Give only the number of lines that hold the word "name".

[ENTRIES PROVIDED]
>> start

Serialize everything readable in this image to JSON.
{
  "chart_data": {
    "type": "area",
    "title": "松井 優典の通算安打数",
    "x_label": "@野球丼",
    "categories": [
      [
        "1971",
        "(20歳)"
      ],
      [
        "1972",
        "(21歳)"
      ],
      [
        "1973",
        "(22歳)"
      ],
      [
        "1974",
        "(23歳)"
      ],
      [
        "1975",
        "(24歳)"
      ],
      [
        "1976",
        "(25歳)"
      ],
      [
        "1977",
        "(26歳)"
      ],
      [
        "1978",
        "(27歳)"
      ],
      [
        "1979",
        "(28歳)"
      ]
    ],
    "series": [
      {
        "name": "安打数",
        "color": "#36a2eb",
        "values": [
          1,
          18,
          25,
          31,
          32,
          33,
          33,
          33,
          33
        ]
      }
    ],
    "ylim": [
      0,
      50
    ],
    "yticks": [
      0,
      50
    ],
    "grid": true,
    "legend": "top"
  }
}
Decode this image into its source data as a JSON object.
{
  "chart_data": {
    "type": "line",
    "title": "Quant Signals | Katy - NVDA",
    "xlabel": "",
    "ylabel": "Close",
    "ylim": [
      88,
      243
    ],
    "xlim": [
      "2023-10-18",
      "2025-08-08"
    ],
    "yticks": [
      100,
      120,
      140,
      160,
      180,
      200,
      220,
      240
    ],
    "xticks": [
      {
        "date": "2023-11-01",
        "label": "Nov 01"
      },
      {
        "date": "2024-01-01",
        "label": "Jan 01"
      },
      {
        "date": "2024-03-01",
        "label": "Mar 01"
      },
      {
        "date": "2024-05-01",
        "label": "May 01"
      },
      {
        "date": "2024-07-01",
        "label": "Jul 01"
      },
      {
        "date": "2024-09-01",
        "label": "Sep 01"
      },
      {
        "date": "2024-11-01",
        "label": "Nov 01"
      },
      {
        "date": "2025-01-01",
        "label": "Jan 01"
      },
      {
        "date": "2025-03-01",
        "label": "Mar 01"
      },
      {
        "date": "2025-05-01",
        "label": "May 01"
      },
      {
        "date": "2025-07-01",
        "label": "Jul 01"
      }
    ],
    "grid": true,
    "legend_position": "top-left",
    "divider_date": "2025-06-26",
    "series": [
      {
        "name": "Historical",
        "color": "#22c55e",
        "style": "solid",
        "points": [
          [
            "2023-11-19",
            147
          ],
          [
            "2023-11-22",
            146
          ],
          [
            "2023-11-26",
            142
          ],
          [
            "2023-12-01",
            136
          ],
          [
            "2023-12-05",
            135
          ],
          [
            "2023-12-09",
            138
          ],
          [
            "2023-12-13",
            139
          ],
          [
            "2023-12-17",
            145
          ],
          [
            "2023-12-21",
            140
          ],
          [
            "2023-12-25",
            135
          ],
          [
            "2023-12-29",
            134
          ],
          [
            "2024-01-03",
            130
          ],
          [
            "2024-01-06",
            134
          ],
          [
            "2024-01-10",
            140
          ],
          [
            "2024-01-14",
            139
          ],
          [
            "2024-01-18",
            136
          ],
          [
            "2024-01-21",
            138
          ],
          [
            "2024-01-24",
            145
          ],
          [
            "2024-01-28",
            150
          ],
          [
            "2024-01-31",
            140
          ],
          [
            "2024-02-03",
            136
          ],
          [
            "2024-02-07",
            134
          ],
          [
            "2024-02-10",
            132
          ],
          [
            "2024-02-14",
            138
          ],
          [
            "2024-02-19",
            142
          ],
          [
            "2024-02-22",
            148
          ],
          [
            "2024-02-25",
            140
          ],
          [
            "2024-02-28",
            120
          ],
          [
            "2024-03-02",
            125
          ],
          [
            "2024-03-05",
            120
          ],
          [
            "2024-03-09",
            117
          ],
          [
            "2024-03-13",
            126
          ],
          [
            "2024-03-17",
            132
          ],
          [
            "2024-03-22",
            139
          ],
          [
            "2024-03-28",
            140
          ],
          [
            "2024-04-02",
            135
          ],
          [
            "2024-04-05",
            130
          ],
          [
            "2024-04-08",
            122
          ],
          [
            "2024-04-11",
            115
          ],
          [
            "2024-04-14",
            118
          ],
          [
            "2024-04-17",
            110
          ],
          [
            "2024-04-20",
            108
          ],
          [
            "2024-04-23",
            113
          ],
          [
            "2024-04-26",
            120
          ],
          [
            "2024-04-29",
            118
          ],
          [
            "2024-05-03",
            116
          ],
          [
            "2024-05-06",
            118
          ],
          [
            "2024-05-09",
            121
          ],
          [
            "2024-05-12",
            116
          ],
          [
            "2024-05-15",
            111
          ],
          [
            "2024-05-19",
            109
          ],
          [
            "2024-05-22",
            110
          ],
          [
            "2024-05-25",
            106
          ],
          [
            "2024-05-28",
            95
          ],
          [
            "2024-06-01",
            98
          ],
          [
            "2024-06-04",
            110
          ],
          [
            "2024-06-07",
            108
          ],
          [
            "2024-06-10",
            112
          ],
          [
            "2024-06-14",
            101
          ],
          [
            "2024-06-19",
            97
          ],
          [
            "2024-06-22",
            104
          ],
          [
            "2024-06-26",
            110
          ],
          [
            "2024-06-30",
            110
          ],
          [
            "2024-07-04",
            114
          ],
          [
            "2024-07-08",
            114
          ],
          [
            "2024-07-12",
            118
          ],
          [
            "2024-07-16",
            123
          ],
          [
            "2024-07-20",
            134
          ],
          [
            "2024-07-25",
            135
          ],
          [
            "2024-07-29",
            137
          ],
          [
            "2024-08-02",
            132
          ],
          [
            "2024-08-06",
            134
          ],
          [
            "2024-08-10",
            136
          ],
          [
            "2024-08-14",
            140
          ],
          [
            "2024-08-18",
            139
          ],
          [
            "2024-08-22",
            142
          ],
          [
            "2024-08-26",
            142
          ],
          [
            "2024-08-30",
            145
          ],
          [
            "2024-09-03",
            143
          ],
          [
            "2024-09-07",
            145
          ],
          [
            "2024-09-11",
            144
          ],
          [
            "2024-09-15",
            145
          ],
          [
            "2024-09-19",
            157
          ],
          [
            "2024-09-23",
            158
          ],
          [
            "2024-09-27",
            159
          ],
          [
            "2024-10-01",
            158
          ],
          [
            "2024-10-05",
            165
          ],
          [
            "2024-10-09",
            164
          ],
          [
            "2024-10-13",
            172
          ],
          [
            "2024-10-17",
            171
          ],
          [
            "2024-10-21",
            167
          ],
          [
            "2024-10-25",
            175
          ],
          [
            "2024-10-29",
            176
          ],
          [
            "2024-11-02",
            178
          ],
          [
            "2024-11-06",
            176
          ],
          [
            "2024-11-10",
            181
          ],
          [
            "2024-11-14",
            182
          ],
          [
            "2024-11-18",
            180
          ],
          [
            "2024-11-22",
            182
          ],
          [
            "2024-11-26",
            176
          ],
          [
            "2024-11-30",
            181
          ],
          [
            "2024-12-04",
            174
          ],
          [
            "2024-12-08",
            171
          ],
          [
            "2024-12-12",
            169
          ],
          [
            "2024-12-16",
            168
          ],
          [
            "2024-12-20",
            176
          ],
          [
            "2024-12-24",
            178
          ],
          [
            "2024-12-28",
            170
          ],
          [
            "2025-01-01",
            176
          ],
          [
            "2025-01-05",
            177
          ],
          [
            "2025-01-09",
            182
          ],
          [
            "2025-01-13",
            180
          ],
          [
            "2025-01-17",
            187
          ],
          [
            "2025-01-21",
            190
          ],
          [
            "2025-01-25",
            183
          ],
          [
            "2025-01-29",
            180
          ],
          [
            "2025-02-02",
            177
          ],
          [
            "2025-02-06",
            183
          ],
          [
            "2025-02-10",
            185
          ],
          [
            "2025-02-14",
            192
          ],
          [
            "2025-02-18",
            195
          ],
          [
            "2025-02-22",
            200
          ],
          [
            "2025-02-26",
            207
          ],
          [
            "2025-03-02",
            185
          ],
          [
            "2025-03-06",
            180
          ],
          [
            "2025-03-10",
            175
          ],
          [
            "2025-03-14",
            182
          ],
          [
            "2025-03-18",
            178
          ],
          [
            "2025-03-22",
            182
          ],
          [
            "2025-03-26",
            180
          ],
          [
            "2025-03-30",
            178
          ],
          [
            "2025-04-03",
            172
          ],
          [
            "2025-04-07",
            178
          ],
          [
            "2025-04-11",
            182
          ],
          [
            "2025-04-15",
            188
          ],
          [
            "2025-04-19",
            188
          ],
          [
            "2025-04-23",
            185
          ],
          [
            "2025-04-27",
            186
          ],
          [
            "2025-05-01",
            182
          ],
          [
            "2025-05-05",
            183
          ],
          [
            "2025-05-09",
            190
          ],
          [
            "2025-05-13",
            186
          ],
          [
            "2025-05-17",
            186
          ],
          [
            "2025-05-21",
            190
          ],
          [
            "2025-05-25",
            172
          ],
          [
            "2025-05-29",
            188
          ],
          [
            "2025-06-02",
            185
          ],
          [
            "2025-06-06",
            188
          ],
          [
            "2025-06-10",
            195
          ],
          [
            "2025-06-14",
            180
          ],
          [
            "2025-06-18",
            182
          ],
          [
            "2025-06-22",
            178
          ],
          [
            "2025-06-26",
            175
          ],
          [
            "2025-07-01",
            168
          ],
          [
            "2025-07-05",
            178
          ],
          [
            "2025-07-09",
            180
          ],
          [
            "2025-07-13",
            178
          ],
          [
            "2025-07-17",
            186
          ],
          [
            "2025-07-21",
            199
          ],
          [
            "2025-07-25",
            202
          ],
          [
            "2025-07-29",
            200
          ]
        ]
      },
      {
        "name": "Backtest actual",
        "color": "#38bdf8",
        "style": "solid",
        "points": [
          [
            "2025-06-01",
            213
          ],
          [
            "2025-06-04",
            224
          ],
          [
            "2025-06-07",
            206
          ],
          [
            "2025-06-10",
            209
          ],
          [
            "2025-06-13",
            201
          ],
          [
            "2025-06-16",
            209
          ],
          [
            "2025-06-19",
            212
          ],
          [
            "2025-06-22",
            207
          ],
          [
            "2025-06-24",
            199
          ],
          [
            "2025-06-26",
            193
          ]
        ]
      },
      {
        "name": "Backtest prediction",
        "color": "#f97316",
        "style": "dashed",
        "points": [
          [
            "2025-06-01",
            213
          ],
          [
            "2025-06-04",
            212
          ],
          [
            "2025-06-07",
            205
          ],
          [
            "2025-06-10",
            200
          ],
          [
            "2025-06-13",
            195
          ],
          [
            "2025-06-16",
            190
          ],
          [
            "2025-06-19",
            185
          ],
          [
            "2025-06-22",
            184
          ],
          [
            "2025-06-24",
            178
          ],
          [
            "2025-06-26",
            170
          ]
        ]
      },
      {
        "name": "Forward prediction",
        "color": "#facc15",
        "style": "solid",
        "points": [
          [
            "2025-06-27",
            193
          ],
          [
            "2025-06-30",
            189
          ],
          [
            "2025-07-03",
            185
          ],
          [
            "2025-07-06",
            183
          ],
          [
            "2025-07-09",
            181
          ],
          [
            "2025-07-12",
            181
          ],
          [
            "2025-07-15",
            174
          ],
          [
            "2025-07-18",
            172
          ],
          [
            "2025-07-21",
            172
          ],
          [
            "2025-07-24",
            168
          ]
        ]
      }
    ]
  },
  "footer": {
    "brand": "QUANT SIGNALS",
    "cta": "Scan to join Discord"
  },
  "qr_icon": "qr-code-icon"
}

>> end

[SOLUTION TO THIS PROBLEM]
5